AIM:
Each line below is to be written out in full, exactly as shown.

--- Start TASK DATA ---

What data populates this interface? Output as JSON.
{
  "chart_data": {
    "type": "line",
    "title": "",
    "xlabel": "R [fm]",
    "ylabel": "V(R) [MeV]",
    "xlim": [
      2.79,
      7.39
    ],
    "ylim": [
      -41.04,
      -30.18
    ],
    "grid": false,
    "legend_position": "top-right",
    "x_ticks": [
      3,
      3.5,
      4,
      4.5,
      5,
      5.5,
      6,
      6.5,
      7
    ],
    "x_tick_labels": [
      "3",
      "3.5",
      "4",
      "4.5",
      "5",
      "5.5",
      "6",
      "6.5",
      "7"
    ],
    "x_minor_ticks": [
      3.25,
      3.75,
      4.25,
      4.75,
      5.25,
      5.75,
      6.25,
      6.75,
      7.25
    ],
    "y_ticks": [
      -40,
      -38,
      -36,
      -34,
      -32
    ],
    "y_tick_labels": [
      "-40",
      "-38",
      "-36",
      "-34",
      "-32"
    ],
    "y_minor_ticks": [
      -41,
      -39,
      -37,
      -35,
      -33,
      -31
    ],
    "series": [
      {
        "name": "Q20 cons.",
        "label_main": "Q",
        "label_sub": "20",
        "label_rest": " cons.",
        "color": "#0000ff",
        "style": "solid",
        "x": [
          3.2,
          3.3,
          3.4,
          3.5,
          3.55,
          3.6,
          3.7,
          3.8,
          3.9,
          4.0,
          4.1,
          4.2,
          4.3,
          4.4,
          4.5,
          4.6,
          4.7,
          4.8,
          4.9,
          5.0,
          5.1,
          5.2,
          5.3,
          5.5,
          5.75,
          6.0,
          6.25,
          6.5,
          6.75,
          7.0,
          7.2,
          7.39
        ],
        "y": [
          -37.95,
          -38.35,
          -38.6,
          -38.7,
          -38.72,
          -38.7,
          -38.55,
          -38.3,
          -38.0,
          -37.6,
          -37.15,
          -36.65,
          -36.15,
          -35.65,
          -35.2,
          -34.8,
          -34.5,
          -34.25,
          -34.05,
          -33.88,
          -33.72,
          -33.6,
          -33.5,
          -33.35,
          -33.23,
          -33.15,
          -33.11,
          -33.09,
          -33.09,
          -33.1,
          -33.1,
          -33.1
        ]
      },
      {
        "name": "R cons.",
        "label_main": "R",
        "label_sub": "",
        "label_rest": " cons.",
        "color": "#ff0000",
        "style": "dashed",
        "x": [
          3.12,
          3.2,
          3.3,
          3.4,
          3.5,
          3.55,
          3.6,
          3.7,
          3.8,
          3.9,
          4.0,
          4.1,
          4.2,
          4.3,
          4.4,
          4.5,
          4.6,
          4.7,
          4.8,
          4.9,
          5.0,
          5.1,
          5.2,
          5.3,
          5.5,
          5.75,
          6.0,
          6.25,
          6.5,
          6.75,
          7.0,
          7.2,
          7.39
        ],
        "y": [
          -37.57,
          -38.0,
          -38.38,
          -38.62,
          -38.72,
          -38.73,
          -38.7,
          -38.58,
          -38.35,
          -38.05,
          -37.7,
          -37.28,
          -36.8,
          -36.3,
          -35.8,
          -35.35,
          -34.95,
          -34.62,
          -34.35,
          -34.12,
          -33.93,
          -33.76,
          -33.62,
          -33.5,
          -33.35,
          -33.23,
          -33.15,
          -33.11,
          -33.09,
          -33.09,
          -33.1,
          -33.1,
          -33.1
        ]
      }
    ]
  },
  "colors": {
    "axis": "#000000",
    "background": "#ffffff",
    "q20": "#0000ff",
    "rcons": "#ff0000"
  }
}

--- End TASK DATA ---

REPLY:
What data populates this interface? Output as JSON.
{
  "chart_data": {
    "type": "line",
    "title": "",
    "xlabel": "R [fm]",
    "ylabel": "V(R) [MeV]",
    "xlim": [
      2.79,
      7.39
    ],
    "ylim": [
      -41.04,
      -30.18
    ],
    "grid": false,
    "legend_position": "top-right",
    "x_ticks": [
      3,
      3.5,
      4,
      4.5,
      5,
      5.5,
      6,
      6.5,
      7
    ],
    "x_tick_labels": [
      "3",
      "3.5",
      "4",
      "4.5",
      "5",
      "5.5",
      "6",
      "6.5",
      "7"
    ],
    "x_minor_ticks": [
      3.25,
      3.75,
      4.25,
      4.75,
      5.25,
      5.75,
      6.25,
      6.75,
      7.25
    ],
    "y_ticks": [
      -40,
      -38,
      -36,
      -34,
      -32
    ],
    "y_tick_labels": [
      "-40",
      "-38",
      "-36",
      "-34",
      "-32"
    ],
    "y_minor_ticks": [
      -41,
      -39,
      -37,
      -35,
      -33,
      -31
    ],
    "series": [
      {
        "name": "Q20 cons.",
        "label_main": "Q",
        "label_sub": "20",
        "label_rest": " cons.",
        "color": "#0000ff",
        "style": "solid",
        "x": [
          3.2,
          3.3,
          3.4,
          3.5,
          3.55,
          3.6,
          3.7,
          3.8,
          3.9,
          4.0,
          4.1,
          4.2,
          4.3,
          4.4,
          4.5,
          4.6,
          4.7,
          4.8,
          4.9,
          5.0,
          5.1,
          5.2,
          5.3,
          5.5,
          5.75,
          6.0,
          6.25,
          6.5,
          6.75,
          7.0,
          7.2,
          7.39
        ],
        "y": [
          -37.95,
          -38.35,
          -38.6,
          -38.7,
          -38.72,
          -38.7,
          -38.55,
          -38.3,
          -38.0,
          -37.6,
          -37.15,
          -36.65,
          -36.15,
          -35.65,
          -35.2,
          -34.8,
          -34.5,
          -34.25,
          -34.05,
          -33.88,
          -33.72,
          -33.6,
          -33.5,
          -33.35,
          -33.23,
          -33.15,
          -33.11,
          -33.09,
          -33.09,
          -33.1,
          -33.1,
          -33.1
        ]
      },
      {
        "name": "R cons.",
        "label_main": "R",
        "label_sub": "",
        "label_rest": " cons.",
        "color": "#ff0000",
        "style": "dashed",
        "x": [
          3.12,
          3.2,
          3.3,
          3.4,
          3.5,
          3.55,
          3.6,
          3.7,
          3.8,
          3.9,
          4.0,
          4.1,
          4.2,
          4.3,
          4.4,
          4.5,
          4.6,
          4.7,
          4.8,
          4.9,
          5.0,
          5.1,
          5.2,
          5.3,
          5.5,
          5.75,
          6.0,
          6.25,
          6.5,
          6.75,
          7.0,
          7.2,
          7.39
        ],
        "y": [
          -37.57,
          -38.0,
          -38.38,
          -38.62,
          -38.72,
          -38.73,
          -38.7,
          -38.58,
          -38.35,
          -38.05,
          -37.7,
          -37.28,
          -36.8,
          -36.3,
          -35.8,
          -35.35,
          -34.95,
          -34.62,
          -34.35,
          -34.12,
          -33.93,
          -33.76,
          -33.62,
          -33.5,
          -33.35,
          -33.23,
          -33.15,
          -33.11,
          -33.09,
          -33.09,
          -33.1,
          -33.1,
          -33.1
        ]
      }
    ]
  },
  "colors": {
    "axis": "#000000",
    "background": "#ffffff",
    "q20": "#0000ff",
    "rcons": "#ff0000"
  }
}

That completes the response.